WHAT IS BEING ASKED
Identify all lines in the data containing the string "contoured". Copy them out.

◇ ◇ ◇ ◇

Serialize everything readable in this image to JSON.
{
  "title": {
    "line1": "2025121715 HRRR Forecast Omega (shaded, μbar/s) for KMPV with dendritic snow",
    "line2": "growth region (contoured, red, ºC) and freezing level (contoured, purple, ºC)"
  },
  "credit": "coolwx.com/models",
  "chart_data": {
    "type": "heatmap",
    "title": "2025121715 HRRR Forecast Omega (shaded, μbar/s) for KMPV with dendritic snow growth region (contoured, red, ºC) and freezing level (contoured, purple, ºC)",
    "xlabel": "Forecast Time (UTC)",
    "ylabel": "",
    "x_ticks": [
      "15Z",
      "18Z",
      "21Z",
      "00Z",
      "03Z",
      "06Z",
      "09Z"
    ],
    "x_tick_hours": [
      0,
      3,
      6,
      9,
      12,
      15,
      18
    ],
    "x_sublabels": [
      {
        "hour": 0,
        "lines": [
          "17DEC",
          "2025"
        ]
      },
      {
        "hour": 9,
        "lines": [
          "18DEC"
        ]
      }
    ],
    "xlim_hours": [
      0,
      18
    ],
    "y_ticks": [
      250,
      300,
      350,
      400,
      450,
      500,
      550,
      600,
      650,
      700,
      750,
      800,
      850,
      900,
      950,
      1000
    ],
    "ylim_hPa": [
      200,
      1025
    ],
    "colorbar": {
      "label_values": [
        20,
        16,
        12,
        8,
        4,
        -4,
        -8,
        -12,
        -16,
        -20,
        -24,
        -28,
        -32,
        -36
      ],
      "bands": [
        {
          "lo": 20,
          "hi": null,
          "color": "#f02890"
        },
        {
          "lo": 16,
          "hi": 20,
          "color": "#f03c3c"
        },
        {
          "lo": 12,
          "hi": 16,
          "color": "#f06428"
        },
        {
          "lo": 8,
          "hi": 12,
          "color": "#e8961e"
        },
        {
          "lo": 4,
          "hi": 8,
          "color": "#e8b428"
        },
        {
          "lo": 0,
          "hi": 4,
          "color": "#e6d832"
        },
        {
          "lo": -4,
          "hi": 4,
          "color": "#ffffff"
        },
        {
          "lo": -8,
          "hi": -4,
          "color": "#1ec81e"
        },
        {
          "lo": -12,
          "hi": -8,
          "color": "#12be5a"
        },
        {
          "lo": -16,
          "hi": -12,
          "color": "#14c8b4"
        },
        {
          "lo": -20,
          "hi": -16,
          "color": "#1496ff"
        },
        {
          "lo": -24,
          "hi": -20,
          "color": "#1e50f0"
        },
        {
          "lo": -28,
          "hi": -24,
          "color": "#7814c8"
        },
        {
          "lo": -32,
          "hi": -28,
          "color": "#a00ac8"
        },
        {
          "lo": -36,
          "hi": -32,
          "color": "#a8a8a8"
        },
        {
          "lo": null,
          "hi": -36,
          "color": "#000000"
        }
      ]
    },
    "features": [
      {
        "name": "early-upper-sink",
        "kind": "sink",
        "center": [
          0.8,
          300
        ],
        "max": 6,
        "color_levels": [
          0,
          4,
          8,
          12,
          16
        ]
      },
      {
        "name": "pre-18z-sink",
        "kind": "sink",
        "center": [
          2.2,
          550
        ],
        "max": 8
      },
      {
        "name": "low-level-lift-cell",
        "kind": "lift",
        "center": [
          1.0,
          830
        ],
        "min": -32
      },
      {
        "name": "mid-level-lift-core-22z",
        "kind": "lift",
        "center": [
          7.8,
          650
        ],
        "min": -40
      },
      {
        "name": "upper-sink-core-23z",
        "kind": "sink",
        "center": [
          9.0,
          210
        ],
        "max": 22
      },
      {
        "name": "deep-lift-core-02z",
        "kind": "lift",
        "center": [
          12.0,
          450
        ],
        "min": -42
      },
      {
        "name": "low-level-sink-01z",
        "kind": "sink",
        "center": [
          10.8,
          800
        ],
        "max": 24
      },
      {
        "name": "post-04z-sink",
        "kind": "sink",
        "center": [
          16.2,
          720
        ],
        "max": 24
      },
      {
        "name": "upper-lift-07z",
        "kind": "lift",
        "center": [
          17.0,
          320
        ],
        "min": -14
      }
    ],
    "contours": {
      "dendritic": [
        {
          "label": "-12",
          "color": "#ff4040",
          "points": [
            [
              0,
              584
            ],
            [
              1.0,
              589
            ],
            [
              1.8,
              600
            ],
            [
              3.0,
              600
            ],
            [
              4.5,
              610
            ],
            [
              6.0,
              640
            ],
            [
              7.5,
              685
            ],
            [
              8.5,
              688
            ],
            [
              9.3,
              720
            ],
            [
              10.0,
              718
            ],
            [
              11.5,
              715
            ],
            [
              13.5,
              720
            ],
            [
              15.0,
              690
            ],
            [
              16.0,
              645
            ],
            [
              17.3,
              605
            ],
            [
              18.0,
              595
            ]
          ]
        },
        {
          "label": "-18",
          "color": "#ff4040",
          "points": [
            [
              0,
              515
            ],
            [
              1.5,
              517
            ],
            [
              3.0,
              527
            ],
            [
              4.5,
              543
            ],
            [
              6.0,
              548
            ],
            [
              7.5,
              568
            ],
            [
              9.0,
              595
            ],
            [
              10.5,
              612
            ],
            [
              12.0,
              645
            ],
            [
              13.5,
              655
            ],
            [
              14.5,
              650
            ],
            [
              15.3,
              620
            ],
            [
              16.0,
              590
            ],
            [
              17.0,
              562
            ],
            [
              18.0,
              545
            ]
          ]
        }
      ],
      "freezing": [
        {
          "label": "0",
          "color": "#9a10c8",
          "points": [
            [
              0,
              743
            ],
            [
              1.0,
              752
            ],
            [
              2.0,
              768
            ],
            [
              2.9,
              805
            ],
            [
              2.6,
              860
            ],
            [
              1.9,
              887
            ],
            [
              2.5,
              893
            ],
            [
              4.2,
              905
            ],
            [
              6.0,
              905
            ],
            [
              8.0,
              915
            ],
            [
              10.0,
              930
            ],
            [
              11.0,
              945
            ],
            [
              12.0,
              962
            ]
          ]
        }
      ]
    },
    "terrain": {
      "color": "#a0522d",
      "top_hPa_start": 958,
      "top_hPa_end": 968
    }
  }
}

◇ ◇ ◇ ◇

FULL SOLUTION
    "line2": "growth region (contoured, red, ºC) and freezing level (contoured, purple, ºC)"
    "title": "2025121715 HRRR Forecast Omega (shaded, μbar/s) for KMPV with dendritic snow growth region (contoured, red, ºC) and freezing level (contoured, purple, ºC)",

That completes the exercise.